REQUIRED TASK:
Every line from the one that contains "Convert this document image to plain text." to the last line of the listing below should be quoted verbatim. Pictures are excluded.

-- start AVAILABLE DATA --

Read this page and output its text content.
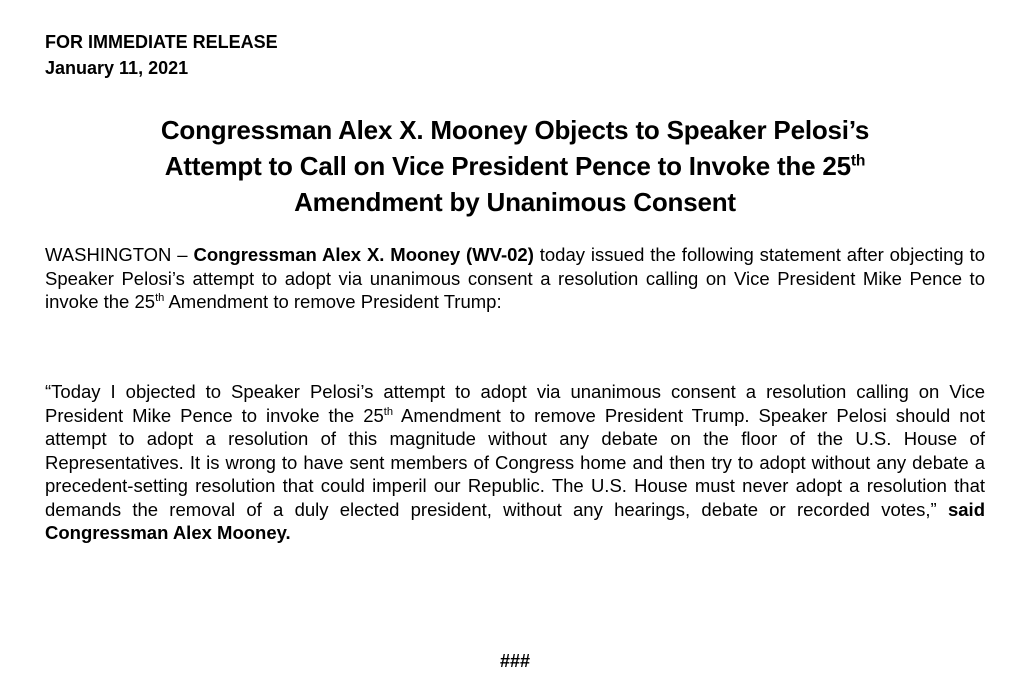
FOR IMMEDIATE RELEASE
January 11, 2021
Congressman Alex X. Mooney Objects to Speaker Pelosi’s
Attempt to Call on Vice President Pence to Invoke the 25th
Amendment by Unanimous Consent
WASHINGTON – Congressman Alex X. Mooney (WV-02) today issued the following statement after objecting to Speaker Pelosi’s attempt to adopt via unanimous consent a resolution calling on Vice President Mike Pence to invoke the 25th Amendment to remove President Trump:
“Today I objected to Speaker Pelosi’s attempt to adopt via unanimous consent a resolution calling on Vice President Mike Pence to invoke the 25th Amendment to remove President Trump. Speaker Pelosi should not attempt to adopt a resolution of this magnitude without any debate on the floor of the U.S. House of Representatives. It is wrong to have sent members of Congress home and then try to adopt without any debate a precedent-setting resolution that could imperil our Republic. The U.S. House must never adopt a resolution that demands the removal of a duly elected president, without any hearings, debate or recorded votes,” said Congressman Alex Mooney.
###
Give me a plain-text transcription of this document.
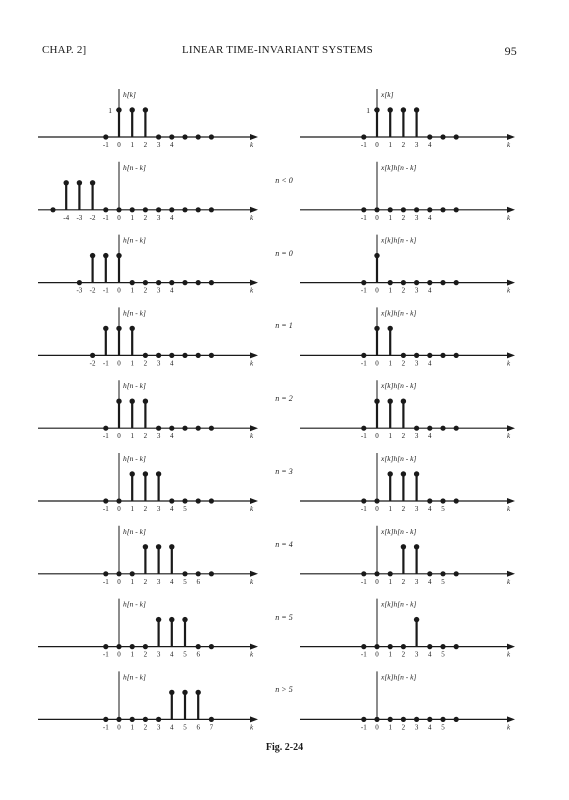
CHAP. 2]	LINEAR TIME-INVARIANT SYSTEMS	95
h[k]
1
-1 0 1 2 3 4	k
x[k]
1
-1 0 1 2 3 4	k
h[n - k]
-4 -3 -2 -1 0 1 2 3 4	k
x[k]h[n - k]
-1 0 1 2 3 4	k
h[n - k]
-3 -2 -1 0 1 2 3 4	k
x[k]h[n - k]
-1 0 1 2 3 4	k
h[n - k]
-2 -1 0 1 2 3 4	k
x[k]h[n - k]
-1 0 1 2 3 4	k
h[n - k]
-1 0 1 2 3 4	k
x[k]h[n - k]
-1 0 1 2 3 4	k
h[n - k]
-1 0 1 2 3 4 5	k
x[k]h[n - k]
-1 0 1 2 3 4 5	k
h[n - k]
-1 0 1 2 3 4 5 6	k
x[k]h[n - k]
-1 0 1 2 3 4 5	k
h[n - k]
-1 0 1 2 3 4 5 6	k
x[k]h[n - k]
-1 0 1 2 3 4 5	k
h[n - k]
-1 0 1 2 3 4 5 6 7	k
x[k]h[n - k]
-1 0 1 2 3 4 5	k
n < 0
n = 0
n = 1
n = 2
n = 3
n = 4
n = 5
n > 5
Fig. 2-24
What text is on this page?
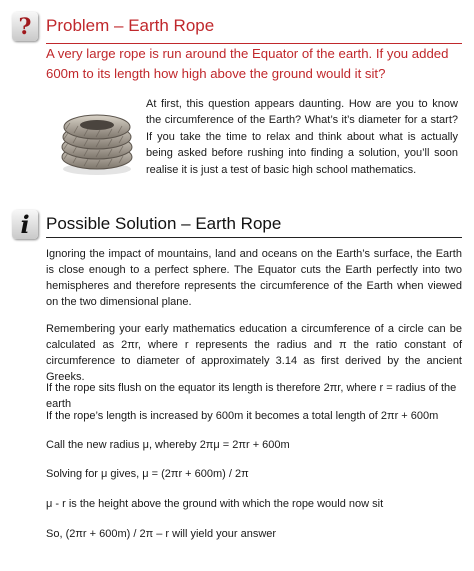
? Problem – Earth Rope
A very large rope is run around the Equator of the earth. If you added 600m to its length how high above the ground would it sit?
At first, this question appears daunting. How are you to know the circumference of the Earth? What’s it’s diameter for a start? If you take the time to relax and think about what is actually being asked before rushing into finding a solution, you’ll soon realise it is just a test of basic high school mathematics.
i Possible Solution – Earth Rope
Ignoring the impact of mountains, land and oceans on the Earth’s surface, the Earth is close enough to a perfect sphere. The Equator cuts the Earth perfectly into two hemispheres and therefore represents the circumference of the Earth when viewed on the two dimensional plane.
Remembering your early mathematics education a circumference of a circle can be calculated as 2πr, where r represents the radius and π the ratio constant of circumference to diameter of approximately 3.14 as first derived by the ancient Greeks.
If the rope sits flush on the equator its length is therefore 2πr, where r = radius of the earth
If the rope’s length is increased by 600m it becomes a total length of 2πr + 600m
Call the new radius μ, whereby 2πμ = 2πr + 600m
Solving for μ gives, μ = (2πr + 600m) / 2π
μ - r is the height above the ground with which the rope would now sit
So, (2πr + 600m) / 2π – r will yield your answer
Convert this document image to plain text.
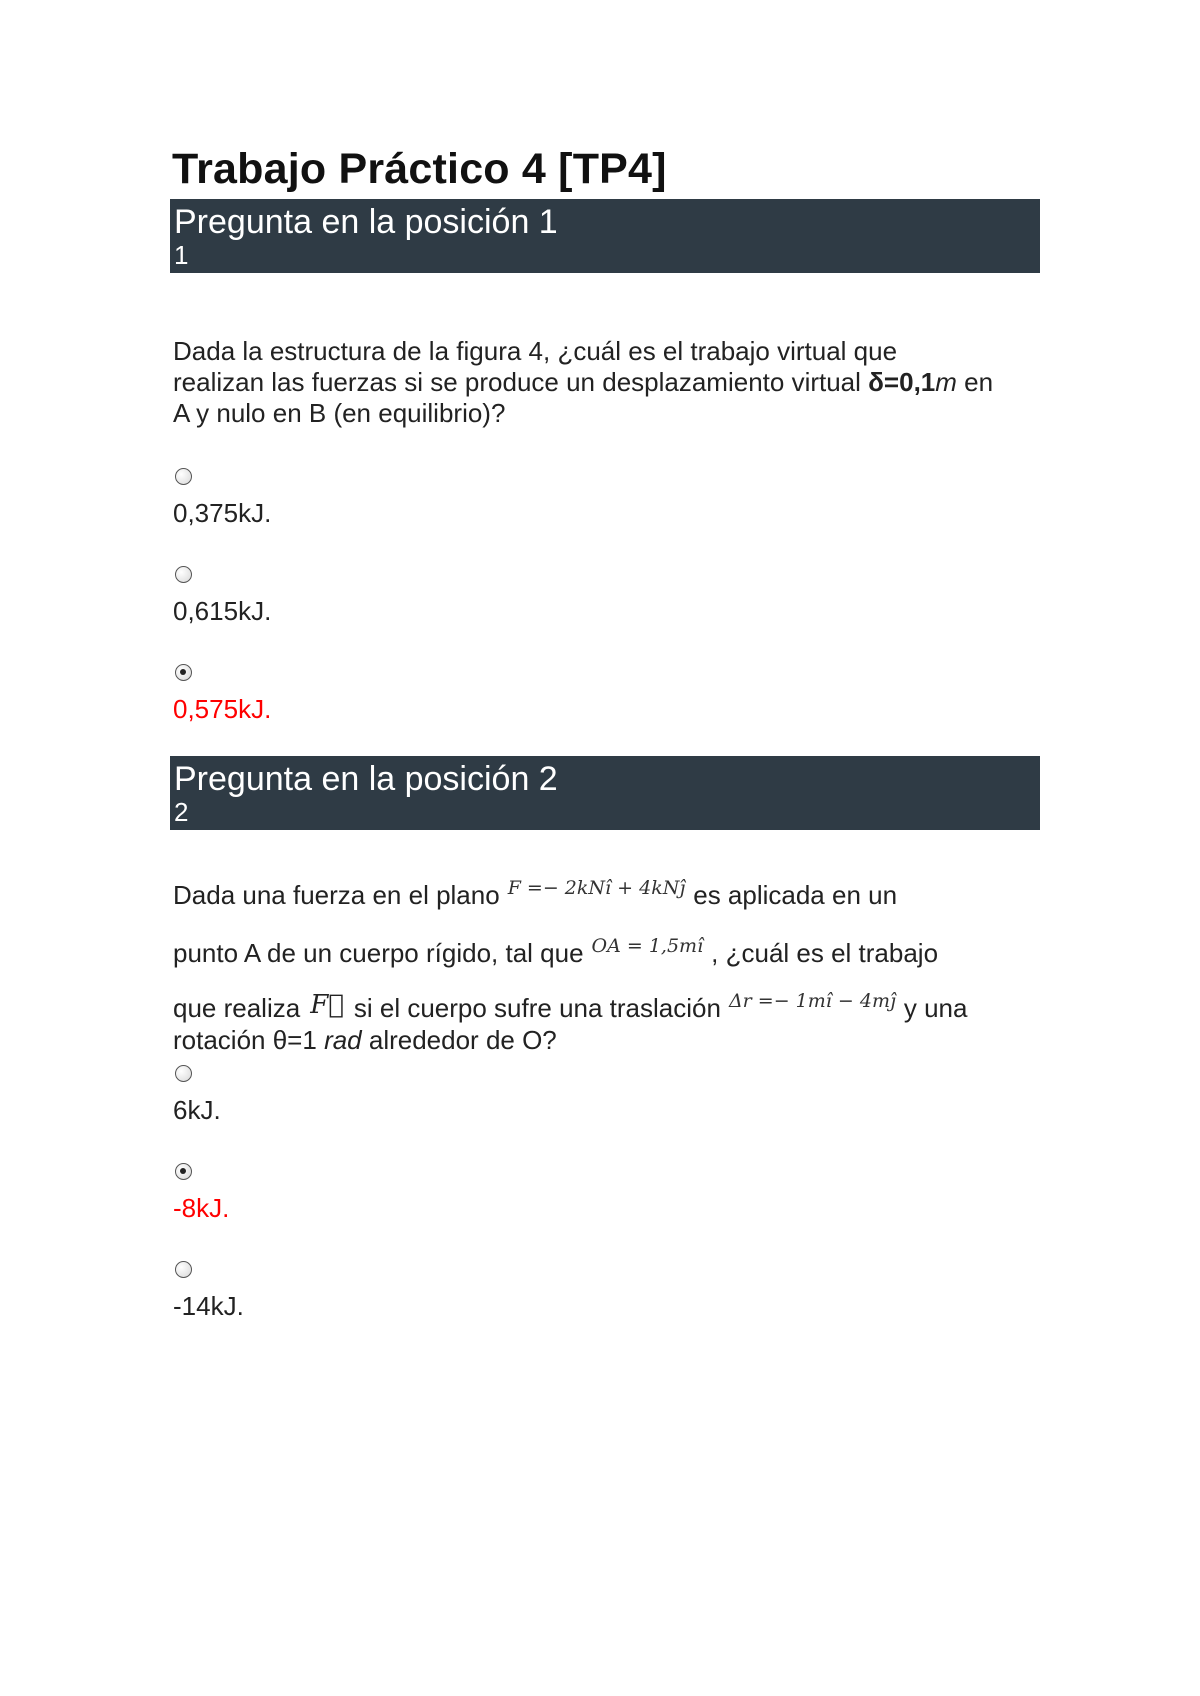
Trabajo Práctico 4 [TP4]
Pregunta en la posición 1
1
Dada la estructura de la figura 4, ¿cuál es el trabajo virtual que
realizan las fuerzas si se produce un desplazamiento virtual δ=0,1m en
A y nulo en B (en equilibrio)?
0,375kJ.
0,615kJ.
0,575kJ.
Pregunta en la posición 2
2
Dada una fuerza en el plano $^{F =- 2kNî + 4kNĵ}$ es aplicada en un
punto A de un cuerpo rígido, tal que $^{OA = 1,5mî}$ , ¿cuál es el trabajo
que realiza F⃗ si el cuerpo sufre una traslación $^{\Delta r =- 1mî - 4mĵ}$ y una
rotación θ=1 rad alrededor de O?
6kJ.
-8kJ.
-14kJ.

-- end AVAILABLE DATA --

COMPLETE ANSWER:
Convert this document image to plain text.
Trabajo Práctico 4 [TP4]
Pregunta en la posición 1
1
Dada la estructura de la figura 4, ¿cuál es el trabajo virtual que
realizan las fuerzas si se produce un desplazamiento virtual δ=0,1m en
A y nulo en B (en equilibrio)?
0,375kJ.
0,615kJ.
0,575kJ.
Pregunta en la posición 2
2
Dada una fuerza en el plano $^{F =- 2kNî + 4kNĵ}$ es aplicada en un
punto A de un cuerpo rígido, tal que $^{OA = 1,5mî}$ , ¿cuál es el trabajo
que realiza F⃗ si el cuerpo sufre una traslación $^{\Delta r =- 1mî - 4mĵ}$ y una
rotación θ=1 rad alrededor de O?
6kJ.
-8kJ.
-14kJ.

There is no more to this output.